● YOUR GOAL
What's needed is an exact copy of the lines from the one that contains "Give me the" to the end of the data below, leaving the pictures out.

----

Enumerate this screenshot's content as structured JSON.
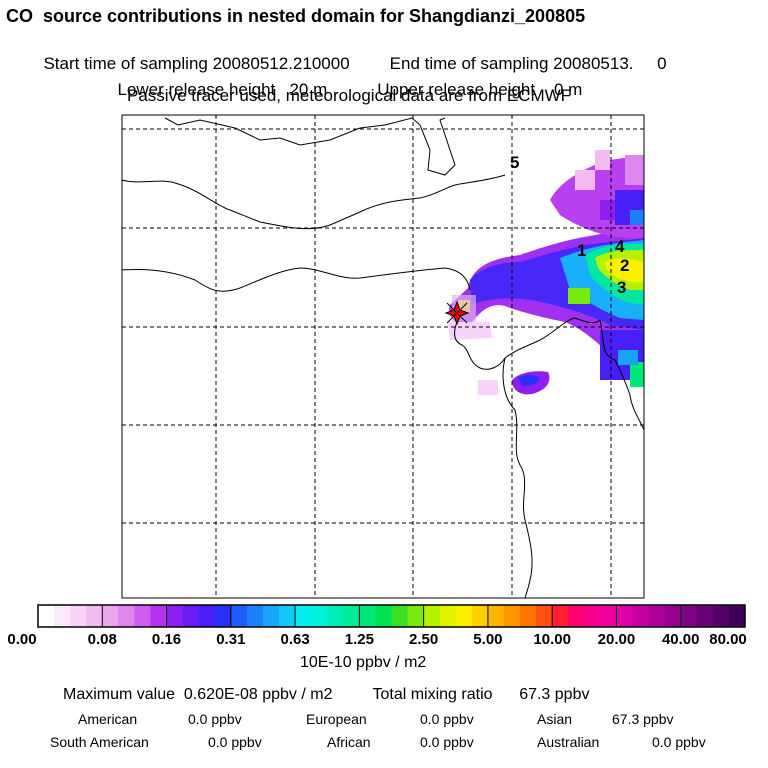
{
  "header": {
    "title": "CO  source contributions in nested domain for Shangdianzi_200805",
    "start_label": "Start time of sampling 20080512.210000",
    "end_label": "End time of sampling 20080513.     0",
    "lower_release": "Lower release height   20 m",
    "upper_release": "Upper release height    0 m",
    "tracer_note": "Passive tracer used, meteorological data are from ECMWF"
  },
  "map": {
    "labels": [
      {
        "text": "5"
      },
      {
        "text": "1"
      },
      {
        "text": "4"
      },
      {
        "text": "2"
      },
      {
        "text": "3"
      }
    ],
    "marker_icon": "star-marker-icon",
    "marker_color": "#ff0000"
  },
  "colorbar": {
    "ticks": [
      "0.00",
      "0.08",
      "0.16",
      "0.31",
      "0.63",
      "1.25",
      "2.50",
      "5.00",
      "10.00",
      "20.00",
      "40.00",
      "80.00"
    ],
    "colors": [
      "#ffffff",
      "#fbe9fb",
      "#f7d3f7",
      "#f2bcf2",
      "#eaa6ea",
      "#de85ee",
      "#cf5cf0",
      "#b830f0",
      "#8f1ef2",
      "#6a1ef5",
      "#4820f7",
      "#2a30f9",
      "#1c5cfb",
      "#1b80fb",
      "#18a4fb",
      "#12c9f9",
      "#00eef0",
      "#00f2d8",
      "#00efb8",
      "#00ec98",
      "#00e878",
      "#00e050",
      "#3cdf24",
      "#78ea10",
      "#b5f000",
      "#e0f400",
      "#fbf000",
      "#ffd000",
      "#ffb400",
      "#ff9600",
      "#ff7400",
      "#ff5014",
      "#ff2030",
      "#ff0070",
      "#f8008e",
      "#ee00a0",
      "#dc00a8",
      "#c800a4",
      "#b0009c",
      "#980092",
      "#800086",
      "#6a0078",
      "#54006a",
      "#3e005a"
    ],
    "unit": "10E-10 ppbv / m2"
  },
  "summary": {
    "max_label": "Maximum value  0.620E-08 ppbv / m2",
    "total_label": "Total mixing ratio      67.3 ppbv",
    "regions": [
      {
        "name": "American",
        "value": "0.0 ppbv"
      },
      {
        "name": "European",
        "value": "0.0 ppbv"
      },
      {
        "name": "Asian",
        "value": "67.3 ppbv"
      },
      {
        "name": "South American",
        "value": "0.0 ppbv"
      },
      {
        "name": "African",
        "value": "0.0 ppbv"
      },
      {
        "name": "Australian",
        "value": "0.0 ppbv"
      }
    ]
  }
}
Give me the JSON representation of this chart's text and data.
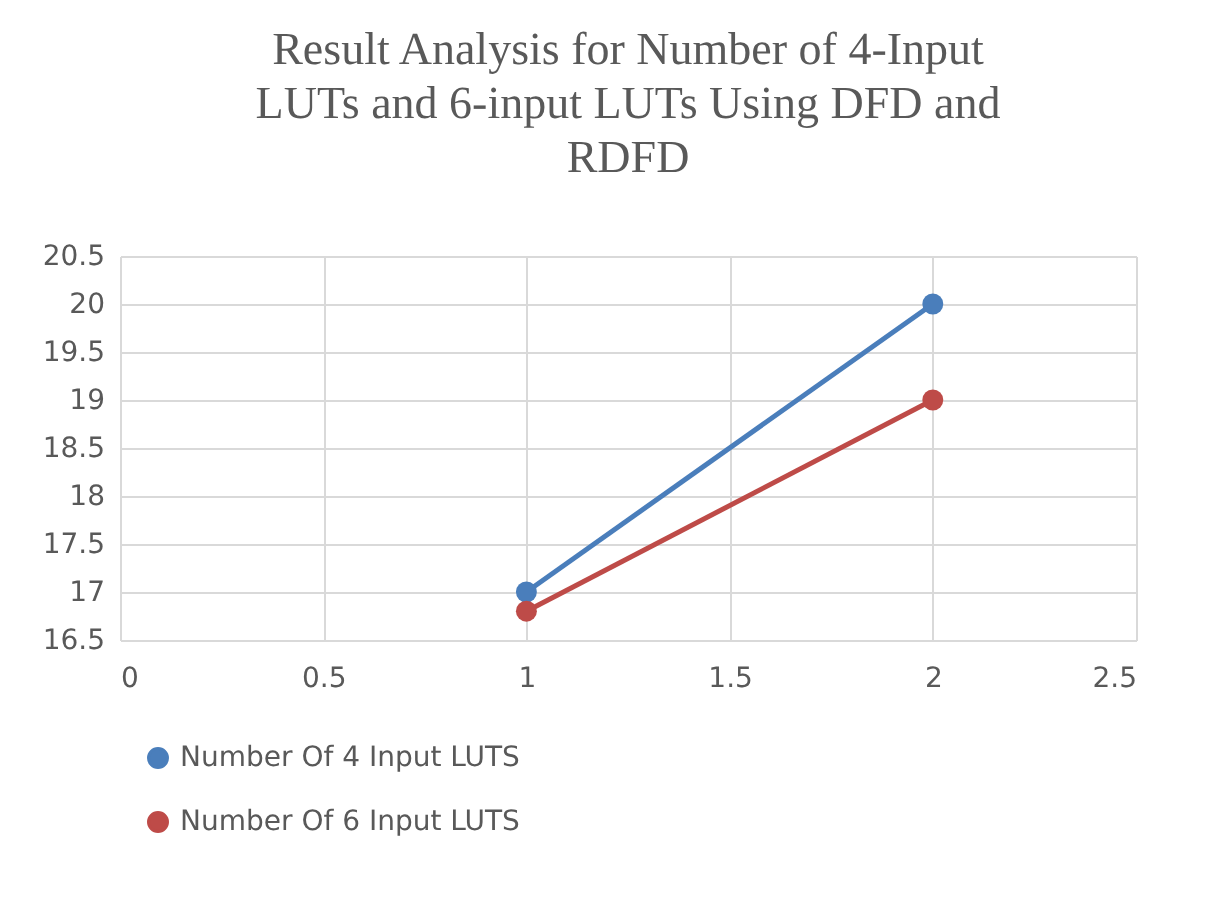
{
  "chart_data": {
    "type": "line",
    "title": "Result Analysis for Number of 4-Input LUTs and 6-input LUTs Using DFD and RDFD",
    "x": [
      1,
      2
    ],
    "series": [
      {
        "name": "Number Of 4 Input LUTS",
        "color": "#4a7ebb",
        "values": [
          17,
          20
        ]
      },
      {
        "name": "Number Of 6 Input LUTS",
        "color": "#be4b48",
        "values": [
          16.8,
          19
        ]
      }
    ],
    "xlim": [
      0,
      2.5
    ],
    "xticks": [
      0,
      0.5,
      1,
      1.5,
      2,
      2.5
    ],
    "ylim": [
      16.5,
      20.5
    ],
    "yticks": [
      16.5,
      17,
      17.5,
      18,
      18.5,
      19,
      19.5,
      20,
      20.5
    ],
    "grid": true,
    "legend": "bottom",
    "marker": "circle",
    "line_style": "solid"
  }
}
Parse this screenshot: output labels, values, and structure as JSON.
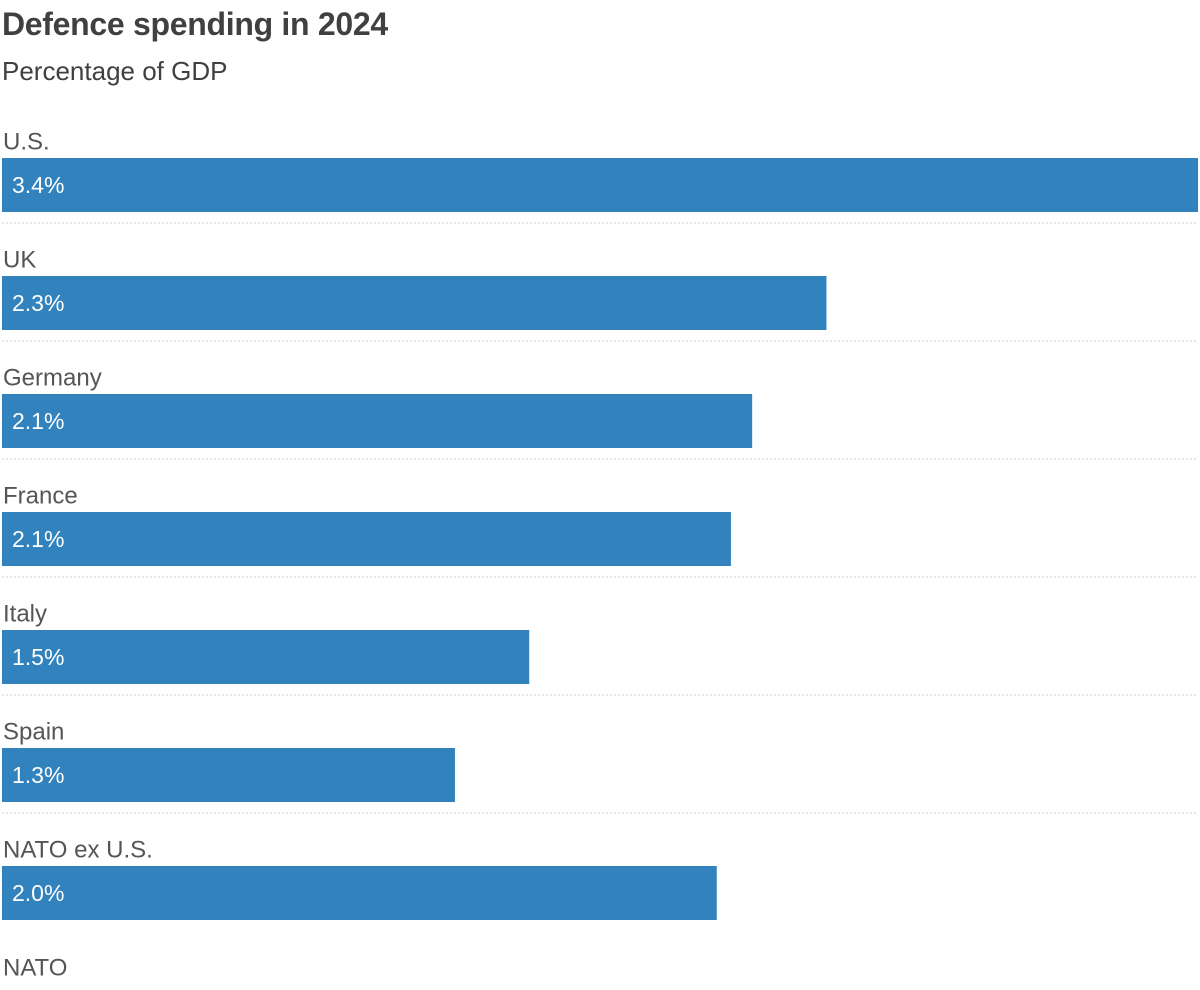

----

● EXPECTED ANSWER
Give me the JSON representation of this chart's text and data.
{
  "chart_data": {
    "type": "line",
    "title": "Result Analysis for Number of 4-Input LUTs and 6-input LUTs Using DFD and RDFD",
    "x": [
      1,
      2
    ],
    "series": [
      {
        "name": "Number Of 4 Input LUTS",
        "color": "#4a7ebb",
        "values": [
          17,
          20
        ]
      },
      {
        "name": "Number Of 6 Input LUTS",
        "color": "#be4b48",
        "values": [
          16.8,
          19
        ]
      }
    ],
    "xlim": [
      0,
      2.5
    ],
    "xticks": [
      0,
      0.5,
      1,
      1.5,
      2,
      2.5
    ],
    "ylim": [
      16.5,
      20.5
    ],
    "yticks": [
      16.5,
      17,
      17.5,
      18,
      18.5,
      19,
      19.5,
      20,
      20.5
    ],
    "grid": true,
    "legend": "bottom",
    "marker": "circle",
    "line_style": "solid"
  }
}
Parse this screenshot: output labels, values, and structure as JSON.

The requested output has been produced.